*Directions for this task*
Reproduce the records below exactly as they are written.

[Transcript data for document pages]
───

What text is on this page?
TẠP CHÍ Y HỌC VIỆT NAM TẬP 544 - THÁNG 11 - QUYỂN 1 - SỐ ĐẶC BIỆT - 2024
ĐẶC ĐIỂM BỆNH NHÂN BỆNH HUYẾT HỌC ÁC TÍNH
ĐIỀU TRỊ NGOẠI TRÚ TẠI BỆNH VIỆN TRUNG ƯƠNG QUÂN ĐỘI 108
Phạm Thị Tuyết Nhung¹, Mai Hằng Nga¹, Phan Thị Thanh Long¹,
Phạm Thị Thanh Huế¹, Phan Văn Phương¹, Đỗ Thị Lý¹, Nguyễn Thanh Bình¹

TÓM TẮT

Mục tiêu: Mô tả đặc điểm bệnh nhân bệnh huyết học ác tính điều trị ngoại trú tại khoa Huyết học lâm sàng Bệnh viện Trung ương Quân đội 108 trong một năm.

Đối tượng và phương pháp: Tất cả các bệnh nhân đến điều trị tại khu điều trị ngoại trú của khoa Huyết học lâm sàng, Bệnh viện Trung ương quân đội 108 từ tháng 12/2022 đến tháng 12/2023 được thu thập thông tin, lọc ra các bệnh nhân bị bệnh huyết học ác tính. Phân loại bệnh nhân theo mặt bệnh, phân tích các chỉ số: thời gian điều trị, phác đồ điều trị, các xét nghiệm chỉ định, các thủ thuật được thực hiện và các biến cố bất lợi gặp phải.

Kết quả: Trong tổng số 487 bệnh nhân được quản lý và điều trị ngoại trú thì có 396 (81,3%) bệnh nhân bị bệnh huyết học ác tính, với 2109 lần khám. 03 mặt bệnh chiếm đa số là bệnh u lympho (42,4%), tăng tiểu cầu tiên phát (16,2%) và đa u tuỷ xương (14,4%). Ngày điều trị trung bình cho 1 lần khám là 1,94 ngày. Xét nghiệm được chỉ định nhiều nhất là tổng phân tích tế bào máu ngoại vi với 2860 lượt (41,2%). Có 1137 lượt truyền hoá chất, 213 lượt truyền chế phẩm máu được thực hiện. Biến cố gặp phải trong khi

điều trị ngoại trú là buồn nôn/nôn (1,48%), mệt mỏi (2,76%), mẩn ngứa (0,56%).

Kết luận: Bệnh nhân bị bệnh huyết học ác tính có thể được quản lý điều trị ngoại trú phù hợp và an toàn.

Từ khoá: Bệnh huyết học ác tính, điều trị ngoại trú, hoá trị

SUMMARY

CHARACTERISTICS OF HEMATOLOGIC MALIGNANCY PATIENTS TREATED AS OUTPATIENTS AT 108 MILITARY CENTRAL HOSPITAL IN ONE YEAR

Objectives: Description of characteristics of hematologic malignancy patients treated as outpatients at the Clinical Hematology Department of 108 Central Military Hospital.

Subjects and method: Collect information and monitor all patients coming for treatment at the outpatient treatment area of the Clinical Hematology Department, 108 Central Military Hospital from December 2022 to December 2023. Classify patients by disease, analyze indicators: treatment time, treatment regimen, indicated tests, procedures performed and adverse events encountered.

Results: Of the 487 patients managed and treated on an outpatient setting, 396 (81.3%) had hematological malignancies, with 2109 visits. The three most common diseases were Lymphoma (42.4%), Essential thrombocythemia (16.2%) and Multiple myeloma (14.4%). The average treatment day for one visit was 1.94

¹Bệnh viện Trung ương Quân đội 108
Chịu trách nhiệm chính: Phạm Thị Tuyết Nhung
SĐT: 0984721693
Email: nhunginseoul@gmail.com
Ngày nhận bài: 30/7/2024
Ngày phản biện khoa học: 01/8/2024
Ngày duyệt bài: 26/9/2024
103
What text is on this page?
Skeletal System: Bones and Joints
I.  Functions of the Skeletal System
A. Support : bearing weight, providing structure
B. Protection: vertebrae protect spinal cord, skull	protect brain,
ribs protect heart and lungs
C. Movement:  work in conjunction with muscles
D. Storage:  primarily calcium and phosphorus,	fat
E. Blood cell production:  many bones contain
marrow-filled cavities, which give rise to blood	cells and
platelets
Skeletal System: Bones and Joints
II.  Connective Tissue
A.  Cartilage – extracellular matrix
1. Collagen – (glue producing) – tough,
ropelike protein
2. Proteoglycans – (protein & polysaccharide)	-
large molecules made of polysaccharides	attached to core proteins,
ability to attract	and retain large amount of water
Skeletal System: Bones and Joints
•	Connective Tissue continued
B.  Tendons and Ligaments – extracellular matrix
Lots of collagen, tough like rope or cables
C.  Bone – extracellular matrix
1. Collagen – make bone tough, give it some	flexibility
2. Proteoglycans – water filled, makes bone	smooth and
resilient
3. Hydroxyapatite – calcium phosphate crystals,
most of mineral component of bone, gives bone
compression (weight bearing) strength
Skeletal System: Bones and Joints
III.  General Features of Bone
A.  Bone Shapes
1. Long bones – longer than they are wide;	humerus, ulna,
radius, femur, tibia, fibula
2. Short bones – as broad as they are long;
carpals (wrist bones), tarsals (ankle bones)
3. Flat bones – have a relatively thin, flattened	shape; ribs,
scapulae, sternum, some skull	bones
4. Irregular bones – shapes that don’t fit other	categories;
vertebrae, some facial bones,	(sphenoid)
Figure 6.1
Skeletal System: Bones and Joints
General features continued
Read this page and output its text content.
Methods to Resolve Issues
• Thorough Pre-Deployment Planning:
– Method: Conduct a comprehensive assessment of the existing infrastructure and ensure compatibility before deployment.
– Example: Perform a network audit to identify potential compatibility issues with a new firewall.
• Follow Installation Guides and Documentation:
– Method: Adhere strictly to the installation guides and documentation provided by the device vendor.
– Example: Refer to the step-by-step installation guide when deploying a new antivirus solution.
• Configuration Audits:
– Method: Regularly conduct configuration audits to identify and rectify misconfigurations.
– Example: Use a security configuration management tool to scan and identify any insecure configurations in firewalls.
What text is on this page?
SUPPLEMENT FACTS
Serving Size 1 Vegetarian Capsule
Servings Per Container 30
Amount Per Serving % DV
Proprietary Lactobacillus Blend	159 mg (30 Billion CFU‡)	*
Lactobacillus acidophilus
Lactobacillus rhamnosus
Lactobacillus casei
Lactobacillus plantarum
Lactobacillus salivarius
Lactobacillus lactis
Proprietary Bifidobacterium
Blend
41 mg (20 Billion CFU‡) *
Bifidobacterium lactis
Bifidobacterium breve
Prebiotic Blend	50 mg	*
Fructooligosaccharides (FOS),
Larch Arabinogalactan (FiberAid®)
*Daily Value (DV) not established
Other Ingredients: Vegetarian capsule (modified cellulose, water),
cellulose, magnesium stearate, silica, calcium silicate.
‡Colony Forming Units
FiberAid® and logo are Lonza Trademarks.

───

*Completed exercise*
What text is on this page?
TẠP CHÍ Y HỌC VIỆT NAM TẬP 544 - THÁNG 11 - QUYỂN 1 - SỐ ĐẶC BIỆT - 2024
ĐẶC ĐIỂM BỆNH NHÂN BỆNH HUYẾT HỌC ÁC TÍNH
ĐIỀU TRỊ NGOẠI TRÚ TẠI BỆNH VIỆN TRUNG ƯƠNG QUÂN ĐỘI 108
Phạm Thị Tuyết Nhung¹, Mai Hằng Nga¹, Phan Thị Thanh Long¹,
Phạm Thị Thanh Huế¹, Phan Văn Phương¹, Đỗ Thị Lý¹, Nguyễn Thanh Bình¹

TÓM TẮT

Mục tiêu: Mô tả đặc điểm bệnh nhân bệnh huyết học ác tính điều trị ngoại trú tại khoa Huyết học lâm sàng Bệnh viện Trung ương Quân đội 108 trong một năm.

Đối tượng và phương pháp: Tất cả các bệnh nhân đến điều trị tại khu điều trị ngoại trú của khoa Huyết học lâm sàng, Bệnh viện Trung ương quân đội 108 từ tháng 12/2022 đến tháng 12/2023 được thu thập thông tin, lọc ra các bệnh nhân bị bệnh huyết học ác tính. Phân loại bệnh nhân theo mặt bệnh, phân tích các chỉ số: thời gian điều trị, phác đồ điều trị, các xét nghiệm chỉ định, các thủ thuật được thực hiện và các biến cố bất lợi gặp phải.

Kết quả: Trong tổng số 487 bệnh nhân được quản lý và điều trị ngoại trú thì có 396 (81,3%) bệnh nhân bị bệnh huyết học ác tính, với 2109 lần khám. 03 mặt bệnh chiếm đa số là bệnh u lympho (42,4%), tăng tiểu cầu tiên phát (16,2%) và đa u tuỷ xương (14,4%). Ngày điều trị trung bình cho 1 lần khám là 1,94 ngày. Xét nghiệm được chỉ định nhiều nhất là tổng phân tích tế bào máu ngoại vi với 2860 lượt (41,2%). Có 1137 lượt truyền hoá chất, 213 lượt truyền chế phẩm máu được thực hiện. Biến cố gặp phải trong khi

điều trị ngoại trú là buồn nôn/nôn (1,48%), mệt mỏi (2,76%), mẩn ngứa (0,56%).

Kết luận: Bệnh nhân bị bệnh huyết học ác tính có thể được quản lý điều trị ngoại trú phù hợp và an toàn.

Từ khoá: Bệnh huyết học ác tính, điều trị ngoại trú, hoá trị

SUMMARY

CHARACTERISTICS OF HEMATOLOGIC MALIGNANCY PATIENTS TREATED AS OUTPATIENTS AT 108 MILITARY CENTRAL HOSPITAL IN ONE YEAR

Objectives: Description of characteristics of hematologic malignancy patients treated as outpatients at the Clinical Hematology Department of 108 Central Military Hospital.

Subjects and method: Collect information and monitor all patients coming for treatment at the outpatient treatment area of the Clinical Hematology Department, 108 Central Military Hospital from December 2022 to December 2023. Classify patients by disease, analyze indicators: treatment time, treatment regimen, indicated tests, procedures performed and adverse events encountered.

Results: Of the 487 patients managed and treated on an outpatient setting, 396 (81.3%) had hematological malignancies, with 2109 visits. The three most common diseases were Lymphoma (42.4%), Essential thrombocythemia (16.2%) and Multiple myeloma (14.4%). The average treatment day for one visit was 1.94

¹Bệnh viện Trung ương Quân đội 108
Chịu trách nhiệm chính: Phạm Thị Tuyết Nhung
SĐT: 0984721693
Email: nhunginseoul@gmail.com
Ngày nhận bài: 30/7/2024
Ngày phản biện khoa học: 01/8/2024
Ngày duyệt bài: 26/9/2024
103
What text is on this page?
Skeletal System: Bones and Joints
I.  Functions of the Skeletal System
A. Support : bearing weight, providing structure
B. Protection: vertebrae protect spinal cord, skull	protect brain,
ribs protect heart and lungs
C. Movement:  work in conjunction with muscles
D. Storage:  primarily calcium and phosphorus,	fat
E. Blood cell production:  many bones contain
marrow-filled cavities, which give rise to blood	cells and
platelets
Skeletal System: Bones and Joints
II.  Connective Tissue
A.  Cartilage – extracellular matrix
1. Collagen – (glue producing) – tough,
ropelike protein
2. Proteoglycans – (protein & polysaccharide)	-
large molecules made of polysaccharides	attached to core proteins,
ability to attract	and retain large amount of water
Skeletal System: Bones and Joints
•	Connective Tissue continued
B.  Tendons and Ligaments – extracellular matrix
Lots of collagen, tough like rope or cables
C.  Bone – extracellular matrix
1. Collagen – make bone tough, give it some	flexibility
2. Proteoglycans – water filled, makes bone	smooth and
resilient
3. Hydroxyapatite – calcium phosphate crystals,
most of mineral component of bone, gives bone
compression (weight bearing) strength
Skeletal System: Bones and Joints
III.  General Features of Bone
A.  Bone Shapes
1. Long bones – longer than they are wide;	humerus, ulna,
radius, femur, tibia, fibula
2. Short bones – as broad as they are long;
carpals (wrist bones), tarsals (ankle bones)
3. Flat bones – have a relatively thin, flattened	shape; ribs,
scapulae, sternum, some skull	bones
4. Irregular bones – shapes that don’t fit other	categories;
vertebrae, some facial bones,	(sphenoid)
Figure 6.1
Skeletal System: Bones and Joints
General features continued
Read this page and output its text content.
Methods to Resolve Issues
• Thorough Pre-Deployment Planning:
– Method: Conduct a comprehensive assessment of the existing infrastructure and ensure compatibility before deployment.
– Example: Perform a network audit to identify potential compatibility issues with a new firewall.
• Follow Installation Guides and Documentation:
– Method: Adhere strictly to the installation guides and documentation provided by the device vendor.
– Example: Refer to the step-by-step installation guide when deploying a new antivirus solution.
• Configuration Audits:
– Method: Regularly conduct configuration audits to identify and rectify misconfigurations.
– Example: Use a security configuration management tool to scan and identify any insecure configurations in firewalls.
What text is on this page?
SUPPLEMENT FACTS
Serving Size 1 Vegetarian Capsule
Servings Per Container 30
Amount Per Serving % DV
Proprietary Lactobacillus Blend	159 mg (30 Billion CFU‡)	*
Lactobacillus acidophilus
Lactobacillus rhamnosus
Lactobacillus casei
Lactobacillus plantarum
Lactobacillus salivarius
Lactobacillus lactis
Proprietary Bifidobacterium
Blend
41 mg (20 Billion CFU‡) *
Bifidobacterium lactis
Bifidobacterium breve
Prebiotic Blend	50 mg	*
Fructooligosaccharides (FOS),
Larch Arabinogalactan (FiberAid®)
*Daily Value (DV) not established
Other Ingredients: Vegetarian capsule (modified cellulose, water),
cellulose, magnesium stearate, silica, calcium silicate.
‡Colony Forming Units
FiberAid® and logo are Lonza Trademarks.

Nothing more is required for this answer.